### Data to process
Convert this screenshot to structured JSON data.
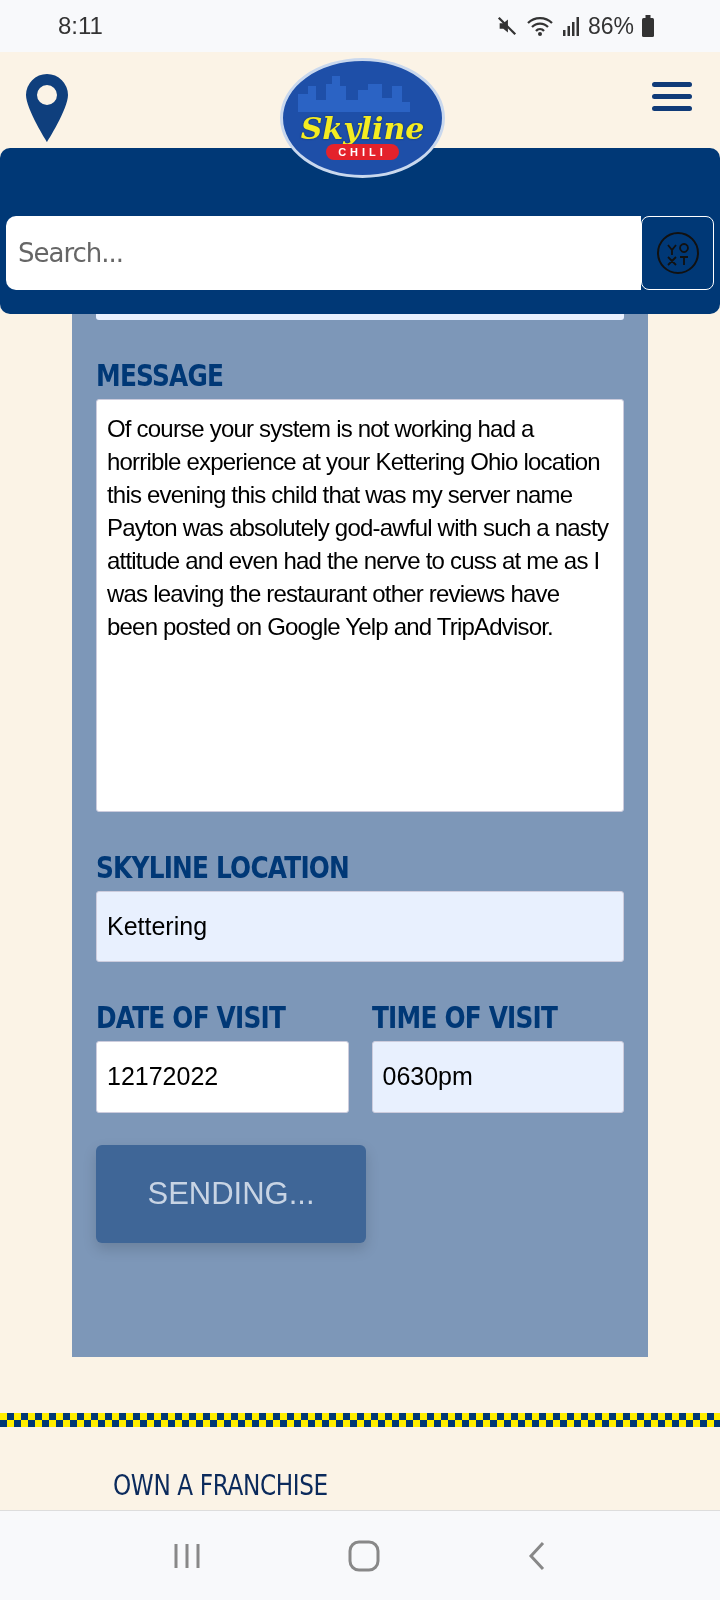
{
  "status_bar": {
    "time": "8:11",
    "battery": "86%"
  },
  "header": {
    "logo": {
      "name": "Skyline",
      "tag": "CHILI"
    },
    "search": {
      "placeholder": "Search..."
    }
  },
  "form": {
    "fields": [
      {
        "label": "MESSAGE",
        "kind": "textarea",
        "value": "Of course your system is not working had a horrible experience at your Kettering Ohio location this evening this child that was my server name Payton was absolutely god-awful with such a nasty attitude and even had the nerve to cuss at me as I was leaving the restaurant other reviews have been posted on Google Yelp and TripAdvisor.",
        "autofilled": false
      },
      {
        "label": "SKYLINE LOCATION",
        "kind": "text",
        "value": "Kettering",
        "autofilled": true
      }
    ],
    "pair": [
      {
        "label": "DATE OF VISIT",
        "value": "12172022",
        "autofilled": false
      },
      {
        "label": "TIME OF VISIT",
        "value": "0630pm",
        "autofilled": true
      }
    ],
    "submit": {
      "label": "SENDING...",
      "disabled": true
    }
  },
  "footer": {
    "link": "OWN A FRANCHISE"
  }
}
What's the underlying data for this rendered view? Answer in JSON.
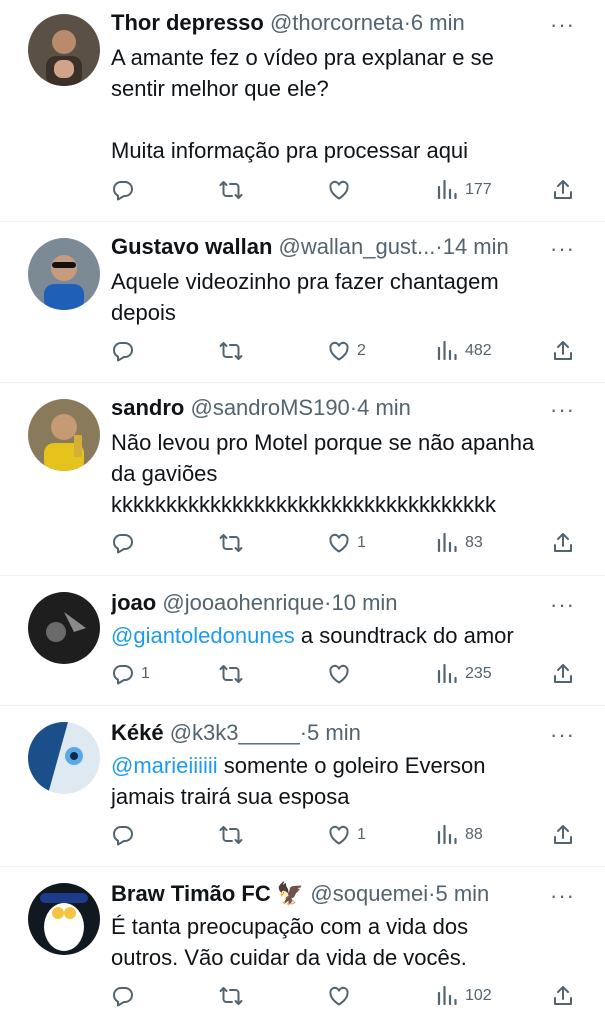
{
  "tweets": [
    {
      "name": "Thor depresso",
      "handle": "@thorcorneta",
      "time": "6 min",
      "text": "A amante fez o vídeo pra explanar e se\nsentir melhor que ele?\n\nMuita informação pra processar aqui",
      "reply_count": "",
      "retweet_count": "",
      "like_count": "",
      "view_count": "177"
    },
    {
      "name": "Gustavo wallan",
      "handle": "@wallan_gust...",
      "time": "14 min",
      "text": "Aquele videozinho pra fazer chantagem\ndepois",
      "reply_count": "",
      "retweet_count": "",
      "like_count": "2",
      "view_count": "482"
    },
    {
      "name": "sandro",
      "handle": "@sandroMS190",
      "time": "4 min",
      "text": "Não levou pro Motel porque se não apanha\nda gaviões\nkkkkkkkkkkkkkkkkkkkkkkkkkkkkkkkkkkk",
      "reply_count": "",
      "retweet_count": "",
      "like_count": "1",
      "view_count": "83"
    },
    {
      "name": "joao",
      "handle": "@jooaohenrique",
      "time": "10 min",
      "mention": "@giantoledonunes",
      "text": " a soundtrack do amor",
      "reply_count": "1",
      "retweet_count": "",
      "like_count": "",
      "view_count": "235"
    },
    {
      "name": "Kéké",
      "handle": "@k3k3_____",
      "time": "5 min",
      "mention": "@marieiiiiii",
      "text": " somente o goleiro Everson\njamais trairá sua esposa",
      "reply_count": "",
      "retweet_count": "",
      "like_count": "1",
      "view_count": "88"
    },
    {
      "name": "Braw Timão FC",
      "name_emoji": "🦅",
      "handle": "@soquemei",
      "time": "5 min",
      "text": "É tanta preocupação com a vida dos\noutros. Vão cuidar da vida de vocês.",
      "reply_count": "",
      "retweet_count": "",
      "like_count": "",
      "view_count": "102"
    }
  ],
  "separator": "·",
  "more_icon": "more-dots-icon",
  "colors": {
    "link": "#1d9bf0",
    "muted": "#536471",
    "text": "#0f1419"
  }
}
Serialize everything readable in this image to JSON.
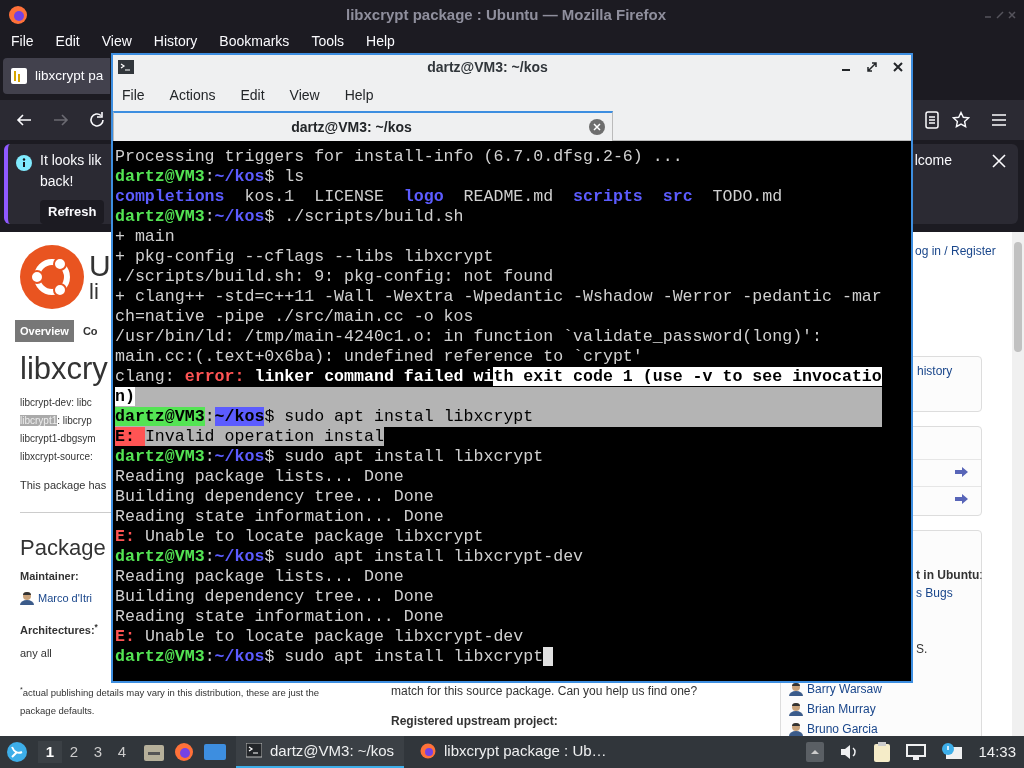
{
  "firefox": {
    "title": "libxcrypt package : Ubuntu — Mozilla Firefox",
    "menu": [
      "File",
      "Edit",
      "View",
      "History",
      "Bookmarks",
      "Tools",
      "Help"
    ],
    "tab": {
      "label": "libxcrypt pa",
      "selected": true
    },
    "notification": {
      "lines": [
        "It looks lik",
        "back!"
      ],
      "button": "Refresh",
      "right_text": "lcome"
    }
  },
  "page": {
    "header_big": "U",
    "header_sub": "li",
    "tabs": [
      {
        "label": "Overview",
        "selected": true
      },
      {
        "label": "Co",
        "selected": false
      }
    ],
    "heading": "libxcry",
    "binaries": [
      {
        "name": "libcrypt-dev",
        "rest": ": libc",
        "highlighted": false
      },
      {
        "name": "libcrypt1",
        "rest": ": libcryp",
        "highlighted": true
      },
      {
        "name": "libcrypt1-dbgsym",
        "highlighted": false
      },
      {
        "name": "libxcrypt-source",
        "rest": ":",
        "highlighted": false
      }
    ],
    "note": "This package has",
    "section": "Package",
    "maintainer_label": "Maintainer:",
    "maintainer": "Marco d'Itri",
    "arch_label": "Architectures:$^{*}$",
    "arch_value": "any all",
    "footnote": [
      "$^{*}$actual publishing details may vary in this distribution, these are just the",
      "package defaults."
    ],
    "middle_text": "match for this source package. Can you help us find one?",
    "upstream_label": "Registered upstream project:",
    "sidebar": {
      "login": "og in / Register",
      "history": "history",
      "ubuntu_label": "**t in Ubuntu**:",
      "bugs": "s Bugs",
      "s_text": "S.",
      "people": [
        "Barry Warsaw",
        "Brian Murray",
        "Bruno Garcia"
      ]
    }
  },
  "terminal": {
    "title": "dartz@VM3: ~/kos",
    "menu": [
      "File",
      "Actions",
      "Edit",
      "View",
      "Help"
    ],
    "tab": {
      "label": "dartz@VM3: ~/kos",
      "selected": true
    },
    "lines": [
      {
        "selection_to_end": false,
        "segments": [
          {
            "text": "Processing triggers for install-info (6.7.0.dfsg.2-6) ...",
            "kind": "plain",
            "selected": false
          }
        ]
      },
      {
        "selection_to_end": false,
        "segments": [
          {
            "text": "dartz@VM3",
            "kind": "user",
            "selected": false
          },
          {
            "text": ":",
            "kind": "plain",
            "selected": false
          },
          {
            "text": "~/kos",
            "kind": "path",
            "selected": false
          },
          {
            "text": "$ ls",
            "kind": "plain",
            "selected": false
          }
        ]
      },
      {
        "selection_to_end": false,
        "segments": [
          {
            "text": "completions",
            "kind": "dir",
            "selected": false
          },
          {
            "text": "  kos.1  LICENSE  ",
            "kind": "plain",
            "selected": false
          },
          {
            "text": "logo",
            "kind": "dir",
            "selected": false
          },
          {
            "text": "  README.md  ",
            "kind": "plain",
            "selected": false
          },
          {
            "text": "scripts  ",
            "kind": "dir",
            "selected": false
          },
          {
            "text": "src",
            "kind": "dir",
            "selected": false
          },
          {
            "text": "  TODO.md",
            "kind": "plain",
            "selected": false
          }
        ]
      },
      {
        "selection_to_end": false,
        "segments": [
          {
            "text": "dartz@VM3",
            "kind": "user",
            "selected": false
          },
          {
            "text": ":",
            "kind": "plain",
            "selected": false
          },
          {
            "text": "~/kos",
            "kind": "path",
            "selected": false
          },
          {
            "text": "$ ./scripts/build.sh",
            "kind": "plain",
            "selected": false
          }
        ]
      },
      {
        "selection_to_end": false,
        "segments": [
          {
            "text": "+ main",
            "kind": "plain",
            "selected": false
          }
        ]
      },
      {
        "selection_to_end": false,
        "segments": [
          {
            "text": "+ pkg-config --cflags --libs libxcrypt",
            "kind": "plain",
            "selected": false
          }
        ]
      },
      {
        "selection_to_end": false,
        "segments": [
          {
            "text": "./scripts/build.sh: 9: pkg-config: not found",
            "kind": "plain",
            "selected": false
          }
        ]
      },
      {
        "selection_to_end": false,
        "segments": [
          {
            "text": "+ clang++ -std=c++11 -Wall -Wextra -Wpedantic -Wshadow -Werror -pedantic -mar",
            "kind": "plain",
            "selected": false
          }
        ]
      },
      {
        "selection_to_end": false,
        "segments": [
          {
            "text": "ch=native -pipe ./src/main.cc -o kos",
            "kind": "plain",
            "selected": false
          }
        ]
      },
      {
        "selection_to_end": false,
        "segments": [
          {
            "text": "/usr/bin/ld: /tmp/main-4240c1.o: in function `validate_password(long)':",
            "kind": "plain",
            "selected": false
          }
        ]
      },
      {
        "selection_to_end": false,
        "segments": [
          {
            "text": "main.cc:(.text+0x6ba): undefined reference to `crypt'",
            "kind": "plain",
            "selected": false
          }
        ]
      },
      {
        "selection_to_end": false,
        "segments": [
          {
            "text": "clang: ",
            "kind": "plain",
            "selected": false
          },
          {
            "text": "error:",
            "kind": "error",
            "selected": false
          },
          {
            "text": " linker command failed wi",
            "kind": "bold",
            "selected": false
          },
          {
            "text": "th exit code 1 (use -v to see invocatio",
            "kind": "bold",
            "selected": true
          }
        ]
      },
      {
        "selection_to_end": true,
        "segments": [
          {
            "text": "n)",
            "kind": "bold",
            "selected": true
          }
        ]
      },
      {
        "selection_to_end": true,
        "segments": [
          {
            "text": "dartz@VM3",
            "kind": "user",
            "selected": true
          },
          {
            "text": ":",
            "kind": "plain",
            "selected": true
          },
          {
            "text": "~/kos",
            "kind": "path",
            "selected": true
          },
          {
            "text": "$ sudo apt instal libxcrypt",
            "kind": "plain",
            "selected": true
          }
        ]
      },
      {
        "selection_to_end": false,
        "segments": [
          {
            "text": "E: ",
            "kind": "error",
            "selected": true
          },
          {
            "text": "Invalid operation instal",
            "kind": "plain",
            "selected": true
          }
        ]
      },
      {
        "selection_to_end": false,
        "segments": [
          {
            "text": "dartz@VM3",
            "kind": "user",
            "selected": false
          },
          {
            "text": ":",
            "kind": "plain",
            "selected": false
          },
          {
            "text": "~/kos",
            "kind": "path",
            "selected": false
          },
          {
            "text": "$ sudo apt install libxcrypt",
            "kind": "plain",
            "selected": false
          }
        ]
      },
      {
        "selection_to_end": false,
        "segments": [
          {
            "text": "Reading package lists... Done",
            "kind": "plain",
            "selected": false
          }
        ]
      },
      {
        "selection_to_end": false,
        "segments": [
          {
            "text": "Building dependency tree... Done",
            "kind": "plain",
            "selected": false
          }
        ]
      },
      {
        "selection_to_end": false,
        "segments": [
          {
            "text": "Reading state information... Done",
            "kind": "plain",
            "selected": false
          }
        ]
      },
      {
        "selection_to_end": false,
        "segments": [
          {
            "text": "E:",
            "kind": "error",
            "selected": false
          },
          {
            "text": " Unable to locate package libxcrypt",
            "kind": "plain",
            "selected": false
          }
        ]
      },
      {
        "selection_to_end": false,
        "segments": [
          {
            "text": "dartz@VM3",
            "kind": "user",
            "selected": false
          },
          {
            "text": ":",
            "kind": "plain",
            "selected": false
          },
          {
            "text": "~/kos",
            "kind": "path",
            "selected": false
          },
          {
            "text": "$ sudo apt install libxcrypt-dev",
            "kind": "plain",
            "selected": false
          }
        ]
      },
      {
        "selection_to_end": false,
        "segments": [
          {
            "text": "Reading package lists... Done",
            "kind": "plain",
            "selected": false
          }
        ]
      },
      {
        "selection_to_end": false,
        "segments": [
          {
            "text": "Building dependency tree... Done",
            "kind": "plain",
            "selected": false
          }
        ]
      },
      {
        "selection_to_end": false,
        "segments": [
          {
            "text": "Reading state information... Done",
            "kind": "plain",
            "selected": false
          }
        ]
      },
      {
        "selection_to_end": false,
        "segments": [
          {
            "text": "E:",
            "kind": "error",
            "selected": false
          },
          {
            "text": " Unable to locate package libxcrypt-dev",
            "kind": "plain",
            "selected": false
          }
        ]
      },
      {
        "selection_to_end": false,
        "cursor": true,
        "segments": [
          {
            "text": "dartz@VM3",
            "kind": "user",
            "selected": false
          },
          {
            "text": ":",
            "kind": "plain",
            "selected": false
          },
          {
            "text": "~/kos",
            "kind": "path",
            "selected": false
          },
          {
            "text": "$ sudo apt install libxcrypt",
            "kind": "plain",
            "selected": false
          }
        ]
      }
    ]
  },
  "taskbar": {
    "workspaces": [
      {
        "label": "1",
        "selected": true
      },
      {
        "label": "2",
        "selected": false
      },
      {
        "label": "3",
        "selected": false
      },
      {
        "label": "4",
        "selected": false
      }
    ],
    "tasks": [
      {
        "label": "dartz@VM3: ~/kos",
        "kind": "terminal",
        "active": true
      },
      {
        "label": "libxcrypt package : Ub…",
        "kind": "browser",
        "active": false
      }
    ],
    "clock": "14:33"
  }
}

### Written problem
Look over the listing. Pull out every line with the string "JSON" in it.

### Finished task
Convert this screenshot to structured JSON data.
What's the underlying data for this rendered view? Answer in JSON.
Serialize everything readable in this image to JSON.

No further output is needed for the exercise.